Data records:
□ □ □ □ □ □ □

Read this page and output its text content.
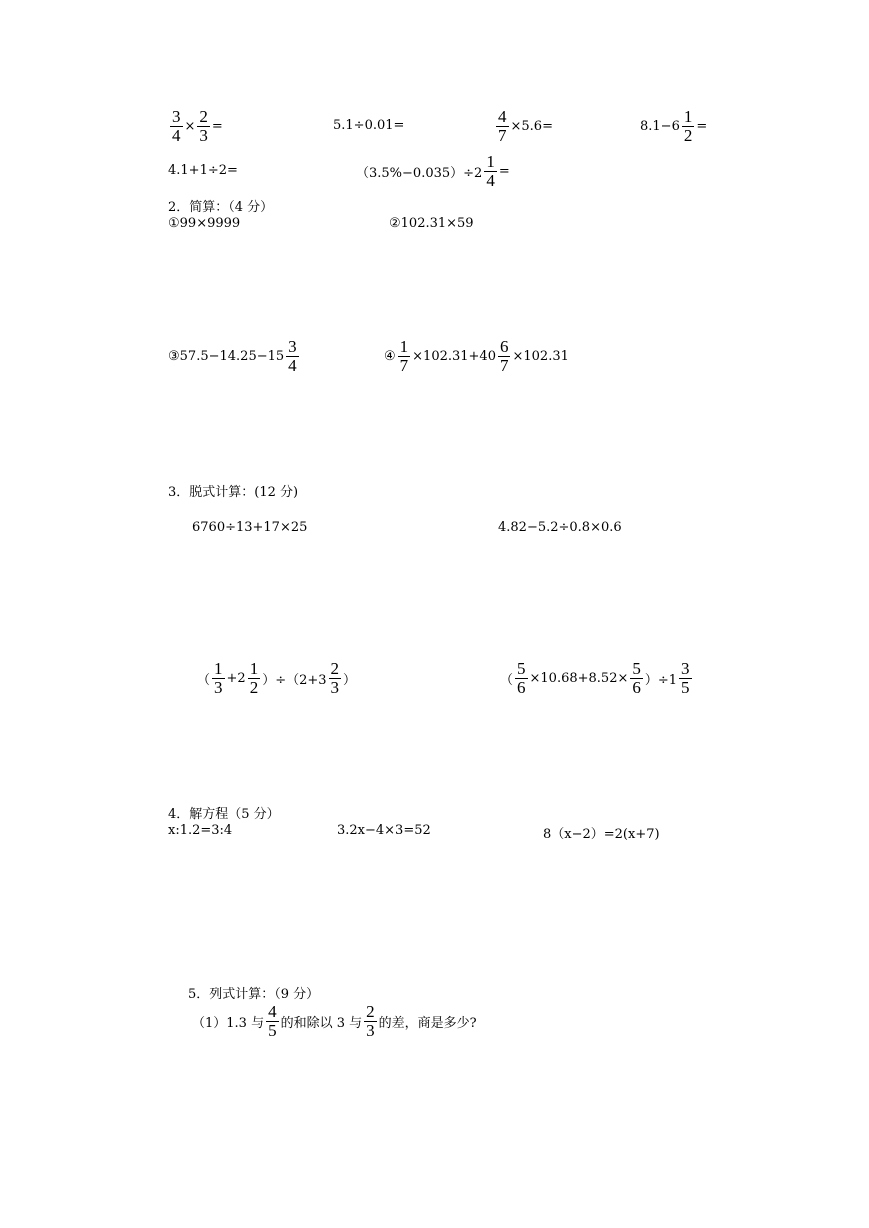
$\frac{3}{4} \times \frac{2}{3}$ =	5.1÷0.01=	$\frac{4}{7} \times 5.6=$	$8.1-6 \frac{1}{2}$ =
4.1+1÷2=	$(3.5\%-0.035)\div 2 \frac{1}{4}$ =
2．简算：（4 分）
①99×9999	②102.31×59
③57.5−14.25−15 $\frac{3}{4}$	④ $\frac{1}{7} \times 102.31+40 \frac{6}{7} \times 102.31$
3．脱式计算：(12 分)
6760÷13+17×25	4.82−5.2÷0.8×0.6
（ $\frac{1}{3} +2 \frac{1}{2} )\div(2+3 \frac{2}{3}$ ）	（ $\frac{5}{6} \times 10.68+8.52\times \frac{5}{6} )\div 1 \frac{3}{5}$
4．解方程（5 分）
x:1.2=3:4	3.2x−4×3=52	8（x−2）=2(x+7)
5．列式计算：（9 分）
（1）1.3 与 $\frac{4}{5}$ 的和除以 3 与 $\frac{2}{3}$ 的差，商是多少?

□ □ □ □ □ □ □

▶ **Your instructions**
The data should be printed again unchanged; leave its pictures out.

▶ **Task result**
Read this page and output its text content.
$\frac{3}{4} \times \frac{2}{3}$ =	5.1÷0.01=	$\frac{4}{7} \times 5.6=$	$8.1-6 \frac{1}{2}$ =
4.1+1÷2=	$(3.5\%-0.035)\div 2 \frac{1}{4}$ =
2．简算：（4 分）
①99×9999	②102.31×59
③57.5−14.25−15 $\frac{3}{4}$	④ $\frac{1}{7} \times 102.31+40 \frac{6}{7} \times 102.31$
3．脱式计算：(12 分)
6760÷13+17×25	4.82−5.2÷0.8×0.6
（ $\frac{1}{3} +2 \frac{1}{2} )\div(2+3 \frac{2}{3}$ ）	（ $\frac{5}{6} \times 10.68+8.52\times \frac{5}{6} )\div 1 \frac{3}{5}$
4．解方程（5 分）
x:1.2=3:4	3.2x−4×3=52	8（x−2）=2(x+7)
5．列式计算：（9 分）
（1）1.3 与 $\frac{4}{5}$ 的和除以 3 与 $\frac{2}{3}$ 的差，商是多少?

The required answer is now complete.